• [Work required]
In the entries below, find every line with "found" and copy it.

• [Given records]

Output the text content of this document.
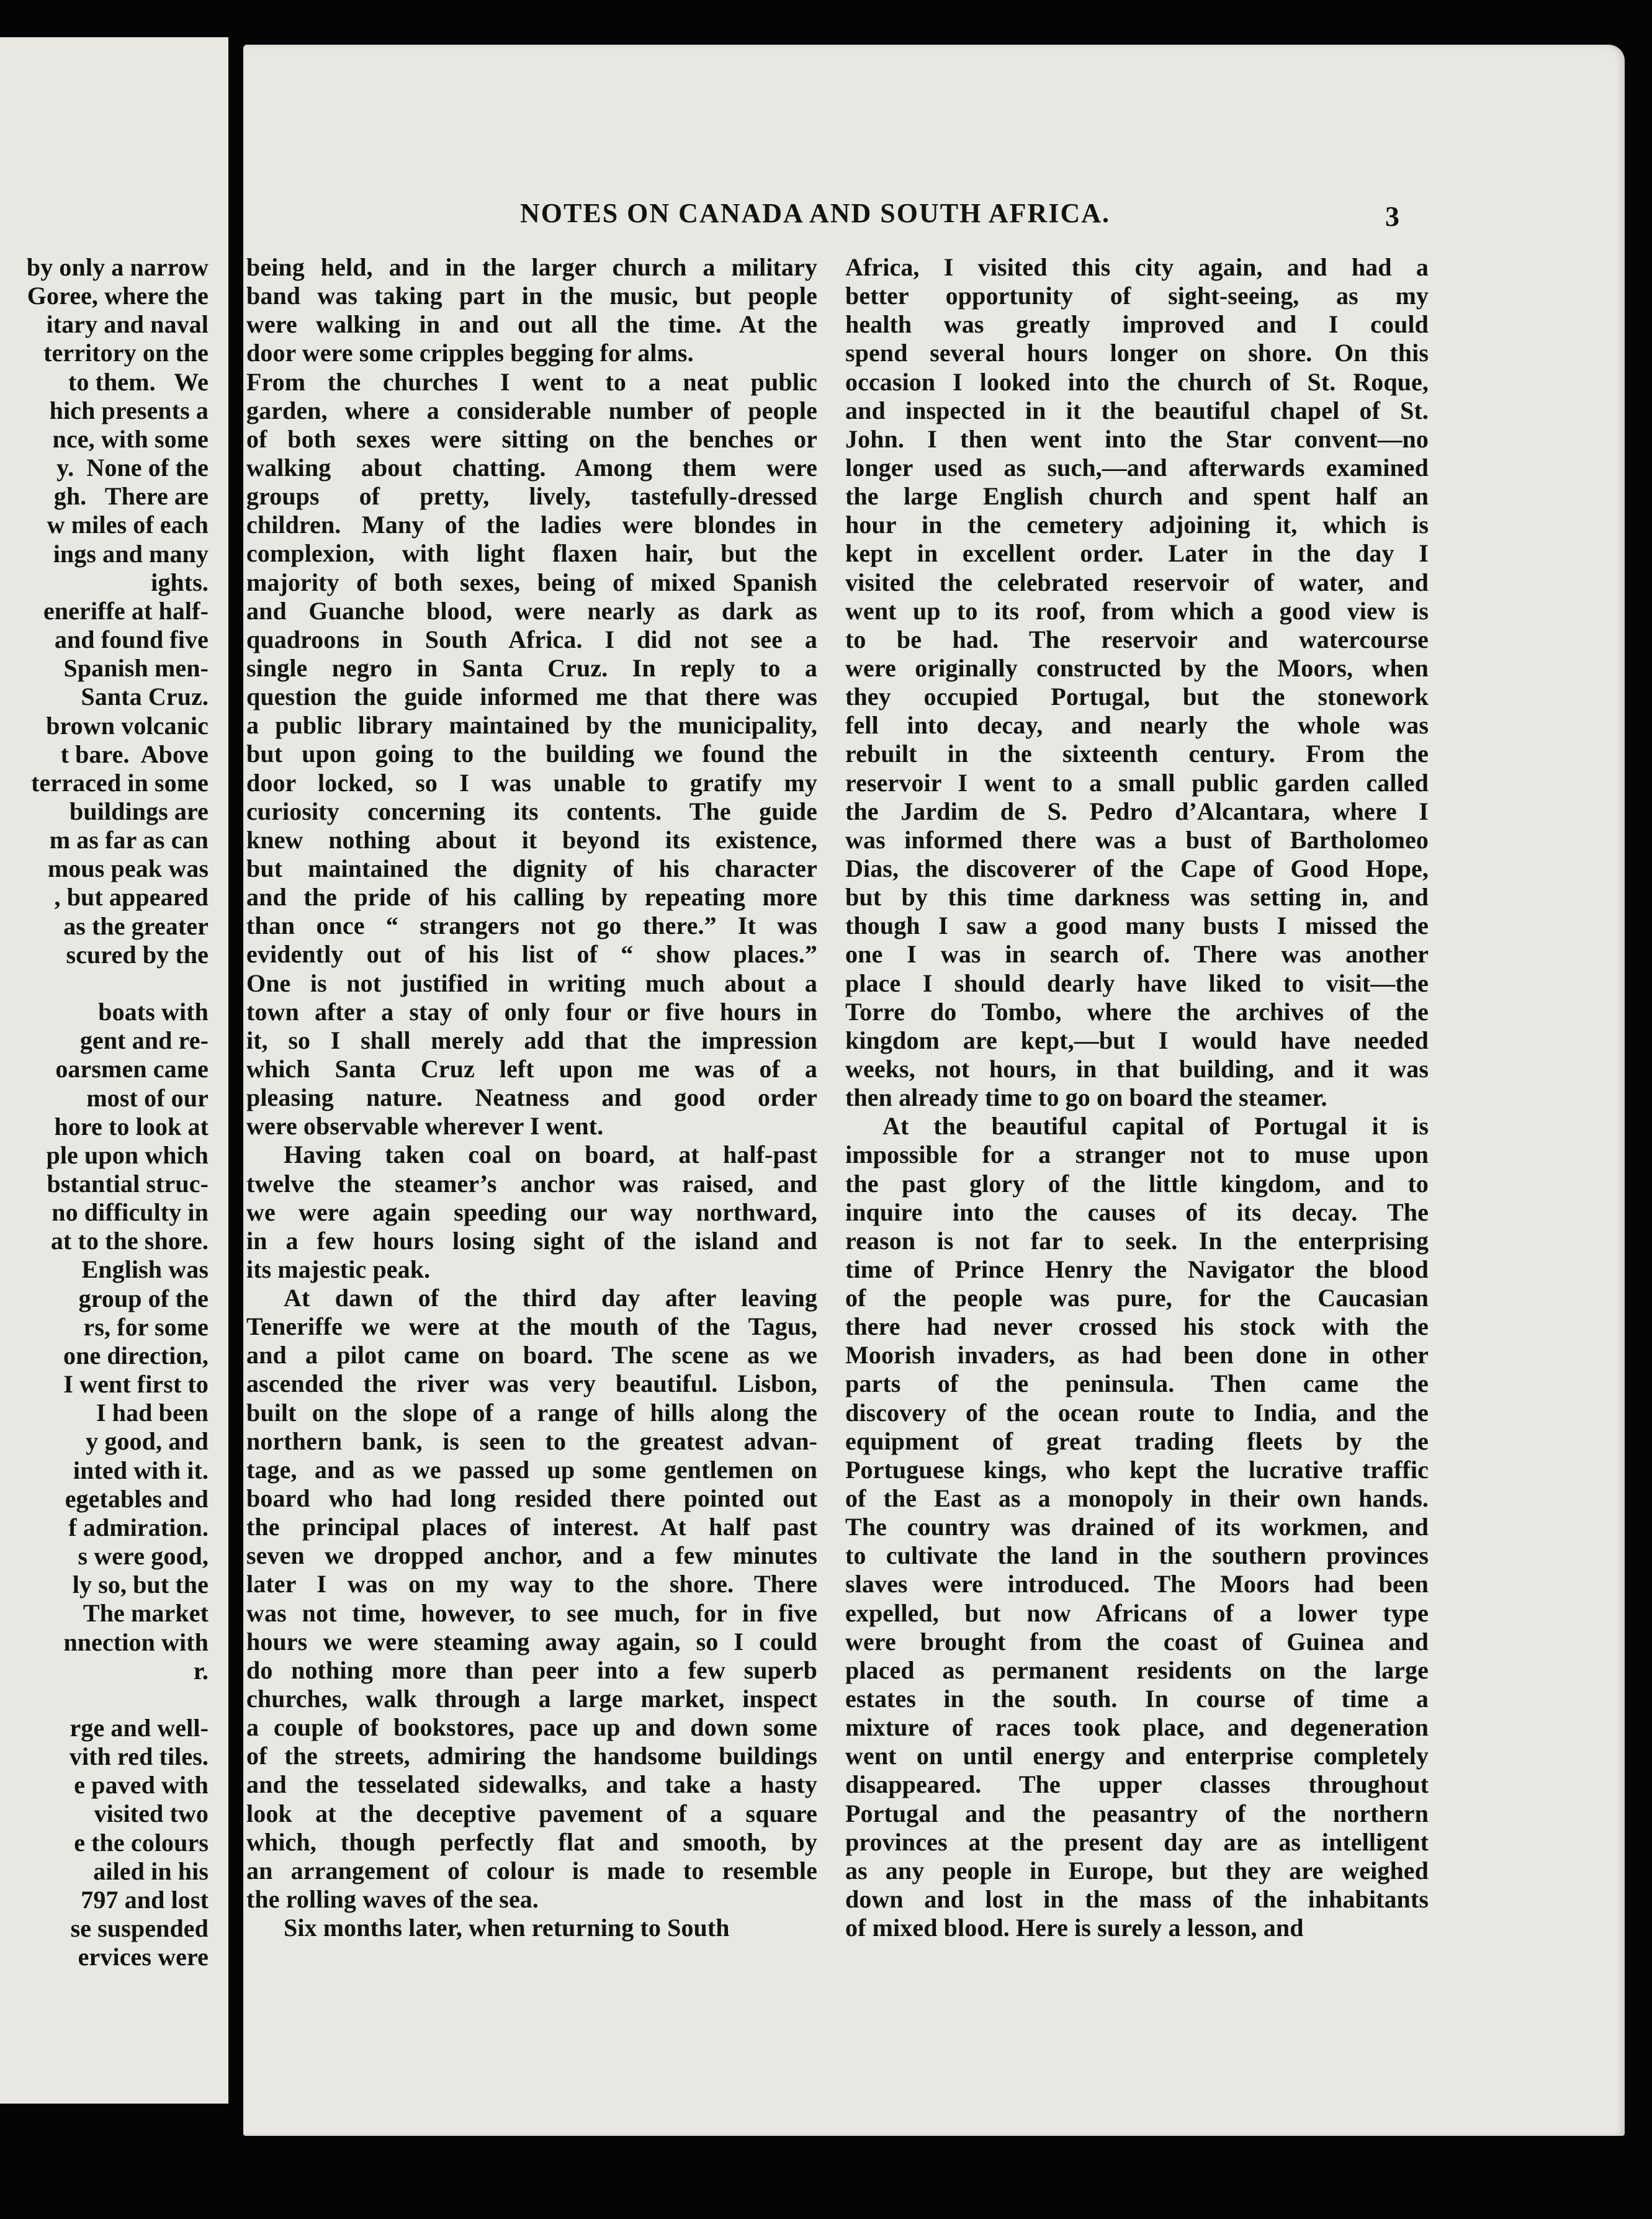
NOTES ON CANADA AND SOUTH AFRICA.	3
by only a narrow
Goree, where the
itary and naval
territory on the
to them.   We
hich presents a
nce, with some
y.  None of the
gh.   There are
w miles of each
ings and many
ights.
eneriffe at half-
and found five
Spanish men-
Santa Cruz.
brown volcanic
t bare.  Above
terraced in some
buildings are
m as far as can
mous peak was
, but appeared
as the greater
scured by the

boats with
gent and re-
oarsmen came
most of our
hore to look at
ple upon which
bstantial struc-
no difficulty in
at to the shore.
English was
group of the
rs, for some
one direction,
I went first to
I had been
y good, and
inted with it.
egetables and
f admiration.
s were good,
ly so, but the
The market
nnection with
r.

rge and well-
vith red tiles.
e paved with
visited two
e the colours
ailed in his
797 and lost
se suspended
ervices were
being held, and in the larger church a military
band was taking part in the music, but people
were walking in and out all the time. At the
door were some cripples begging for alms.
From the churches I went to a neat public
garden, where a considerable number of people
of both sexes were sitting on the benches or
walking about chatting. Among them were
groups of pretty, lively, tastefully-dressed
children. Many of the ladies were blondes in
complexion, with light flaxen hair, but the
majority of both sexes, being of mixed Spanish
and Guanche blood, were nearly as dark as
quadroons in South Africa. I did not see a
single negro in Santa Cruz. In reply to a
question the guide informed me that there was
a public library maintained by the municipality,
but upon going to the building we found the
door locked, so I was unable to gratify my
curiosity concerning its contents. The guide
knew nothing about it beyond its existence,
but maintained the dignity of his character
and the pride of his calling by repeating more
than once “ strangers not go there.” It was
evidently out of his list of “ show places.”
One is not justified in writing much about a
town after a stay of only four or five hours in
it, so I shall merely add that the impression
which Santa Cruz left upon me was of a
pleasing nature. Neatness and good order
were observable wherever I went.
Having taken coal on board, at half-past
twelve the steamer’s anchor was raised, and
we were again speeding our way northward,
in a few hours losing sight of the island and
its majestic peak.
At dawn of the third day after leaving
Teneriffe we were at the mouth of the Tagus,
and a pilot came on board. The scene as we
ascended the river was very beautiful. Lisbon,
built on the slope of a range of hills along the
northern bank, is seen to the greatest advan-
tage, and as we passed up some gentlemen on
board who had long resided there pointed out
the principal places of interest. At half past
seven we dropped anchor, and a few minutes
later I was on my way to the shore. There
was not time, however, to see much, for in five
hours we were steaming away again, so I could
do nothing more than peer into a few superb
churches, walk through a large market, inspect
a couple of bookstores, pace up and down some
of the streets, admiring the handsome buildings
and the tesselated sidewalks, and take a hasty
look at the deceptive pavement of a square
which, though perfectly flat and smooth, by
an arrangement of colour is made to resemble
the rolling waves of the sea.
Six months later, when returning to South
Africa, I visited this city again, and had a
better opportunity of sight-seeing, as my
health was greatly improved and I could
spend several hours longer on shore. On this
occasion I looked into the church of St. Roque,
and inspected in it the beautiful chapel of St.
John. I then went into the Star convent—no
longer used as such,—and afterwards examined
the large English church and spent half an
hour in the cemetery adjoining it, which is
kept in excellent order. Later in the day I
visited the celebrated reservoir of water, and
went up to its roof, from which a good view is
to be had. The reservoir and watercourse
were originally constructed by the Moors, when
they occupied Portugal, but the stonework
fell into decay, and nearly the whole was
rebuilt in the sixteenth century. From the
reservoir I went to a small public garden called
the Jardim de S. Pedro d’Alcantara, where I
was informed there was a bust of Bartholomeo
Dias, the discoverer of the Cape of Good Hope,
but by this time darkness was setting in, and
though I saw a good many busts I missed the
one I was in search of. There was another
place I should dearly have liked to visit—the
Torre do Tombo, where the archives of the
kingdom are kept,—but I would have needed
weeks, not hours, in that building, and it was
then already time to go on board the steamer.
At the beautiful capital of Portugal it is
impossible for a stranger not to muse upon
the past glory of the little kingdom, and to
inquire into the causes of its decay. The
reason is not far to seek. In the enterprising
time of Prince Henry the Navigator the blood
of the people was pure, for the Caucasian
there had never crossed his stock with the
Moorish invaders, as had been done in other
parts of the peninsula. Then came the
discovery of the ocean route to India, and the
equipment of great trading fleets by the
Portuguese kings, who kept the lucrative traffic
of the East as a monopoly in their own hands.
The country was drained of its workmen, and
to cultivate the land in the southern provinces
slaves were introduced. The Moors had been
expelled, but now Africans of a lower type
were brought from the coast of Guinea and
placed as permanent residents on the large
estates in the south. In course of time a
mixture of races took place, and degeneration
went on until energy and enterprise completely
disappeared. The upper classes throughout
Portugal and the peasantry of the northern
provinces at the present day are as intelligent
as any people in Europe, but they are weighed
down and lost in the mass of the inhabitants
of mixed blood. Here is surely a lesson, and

• [Answer to this exercise]
and found five
but upon going to the building we found the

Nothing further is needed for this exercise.